WRITTEN PROBLEM: Leave out the pictures and repeat exactly the lines from the one containing "Parse this screenshot: output" through the end of the records.

====== DATASET ======

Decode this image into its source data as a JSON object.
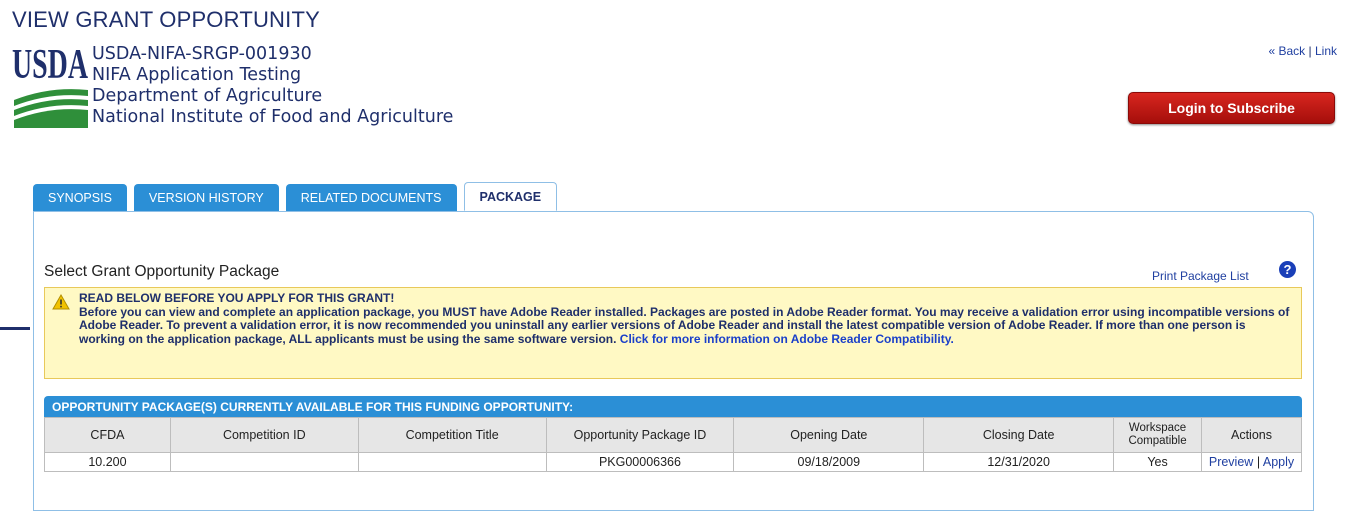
{
  "header": {
    "title": "VIEW GRANT OPPORTUNITY",
    "logo_text": "USDA",
    "opportunity_number": "USDA-NIFA-SRGP-001930",
    "opportunity_title": "NIFA Application Testing",
    "agency": "Department of Agriculture",
    "sub_agency": "National Institute of Food and Agriculture"
  },
  "toplinks": {
    "back": "« Back",
    "separator": "|",
    "link": "Link"
  },
  "login_button": "Login to Subscribe",
  "tabs": [
    {
      "label": "SYNOPSIS"
    },
    {
      "label": "VERSION HISTORY"
    },
    {
      "label": "RELATED DOCUMENTS"
    },
    {
      "label": "PACKAGE"
    }
  ],
  "package": {
    "print_link": "Print Package List",
    "help_icon": "?",
    "heading": "Select Grant Opportunity Package",
    "warning_title": "READ BELOW BEFORE YOU APPLY FOR THIS GRANT!",
    "warning_body": "Before you can view and complete an application package, you MUST have Adobe Reader installed. Packages are posted in Adobe Reader format. You may receive a validation error using incompatible versions of Adobe Reader. To prevent a validation error, it is now recommended you uninstall any earlier versions of Adobe Reader and install the latest compatible version of Adobe Reader. If more than one person is working on the application package, ALL applicants must be using the same software version.",
    "warning_link": "Click for more information on Adobe Reader Compatibility.",
    "table_title": "OPPORTUNITY PACKAGE(S) CURRENTLY AVAILABLE FOR THIS FUNDING OPPORTUNITY:",
    "columns": [
      "CFDA",
      "Competition ID",
      "Competition Title",
      "Opportunity Package ID",
      "Opening Date",
      "Closing Date",
      "Workspace Compatible",
      "Actions"
    ],
    "rows": [
      {
        "cfda": "10.200",
        "competition_id": "",
        "competition_title": "",
        "package_id": "PKG00006366",
        "opening_date": "09/18/2009",
        "closing_date": "12/31/2020",
        "workspace": "Yes",
        "preview": "Preview",
        "sep": "|",
        "apply": "Apply"
      }
    ]
  },
  "colors": {
    "tab_blue": "#2b8fd6",
    "navy": "#1f2f6b",
    "login_red": "#c41a16",
    "warning_bg": "#fff9c4"
  }
}
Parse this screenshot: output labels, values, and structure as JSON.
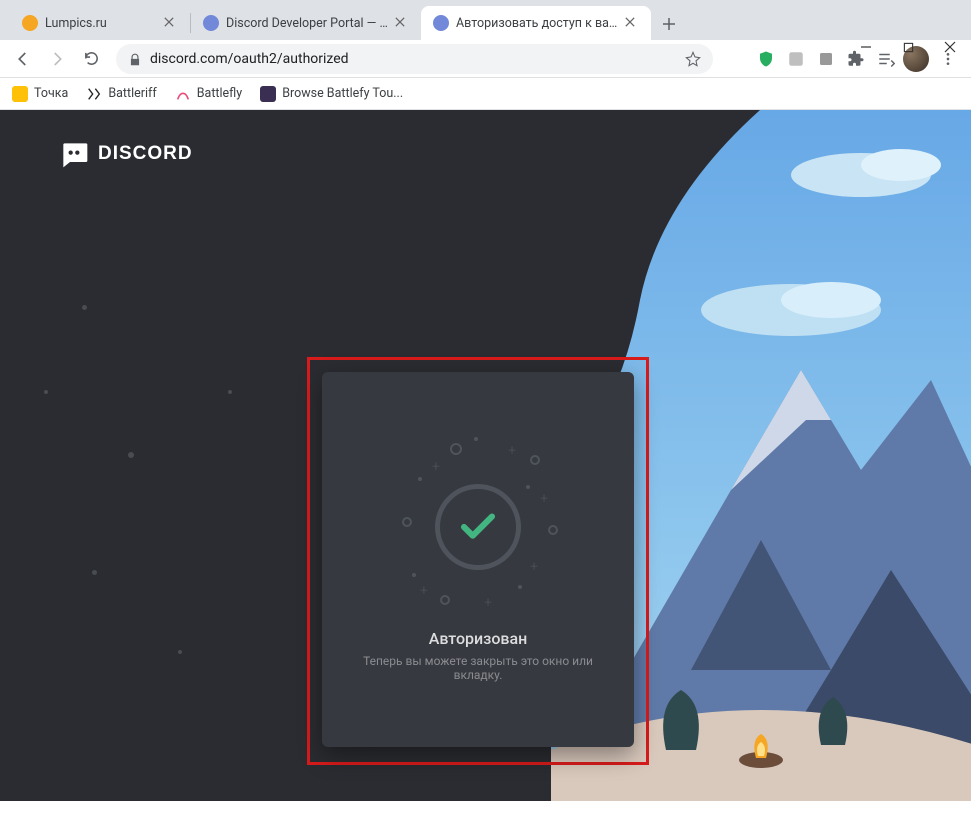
{
  "window": {
    "tabs": [
      {
        "title": "Lumpics.ru",
        "favicon_color": "#f5a623",
        "active": false
      },
      {
        "title": "Discord Developer Portal — M",
        "favicon_color": "#7289da",
        "active": false
      },
      {
        "title": "Авторизовать доступ к ваше",
        "favicon_color": "#7289da",
        "active": true
      }
    ]
  },
  "addressbar": {
    "url_display": "discord.com/oauth2/authorized"
  },
  "bookmarks": [
    {
      "label": "Точка",
      "icon_color": "#ffc107"
    },
    {
      "label": "Battleriff",
      "icon_color": "#222"
    },
    {
      "label": "Battlefly",
      "icon_color": "#e84c7a"
    },
    {
      "label": "Browse Battlefy Tou...",
      "icon_color": "#3a2e52"
    }
  ],
  "discord": {
    "brand": "DISCORD",
    "card": {
      "title": "Авторизован",
      "subtitle": "Теперь вы можете закрыть это окно или вкладку."
    }
  }
}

======

TASK ANSWER:
Parse this screenshot: output labels, values, and structure as JSON.
{
  "window": {
    "tabs": [
      {
        "title": "Lumpics.ru",
        "favicon_color": "#f5a623",
        "active": false
      },
      {
        "title": "Discord Developer Portal — M",
        "favicon_color": "#7289da",
        "active": false
      },
      {
        "title": "Авторизовать доступ к ваше",
        "favicon_color": "#7289da",
        "active": true
      }
    ]
  },
  "addressbar": {
    "url_display": "discord.com/oauth2/authorized"
  },
  "bookmarks": [
    {
      "label": "Точка",
      "icon_color": "#ffc107"
    },
    {
      "label": "Battleriff",
      "icon_color": "#222"
    },
    {
      "label": "Battlefly",
      "icon_color": "#e84c7a"
    },
    {
      "label": "Browse Battlefy Tou...",
      "icon_color": "#3a2e52"
    }
  ],
  "discord": {
    "brand": "DISCORD",
    "card": {
      "title": "Авторизован",
      "subtitle": "Теперь вы можете закрыть это окно или вкладку."
    }
  }
}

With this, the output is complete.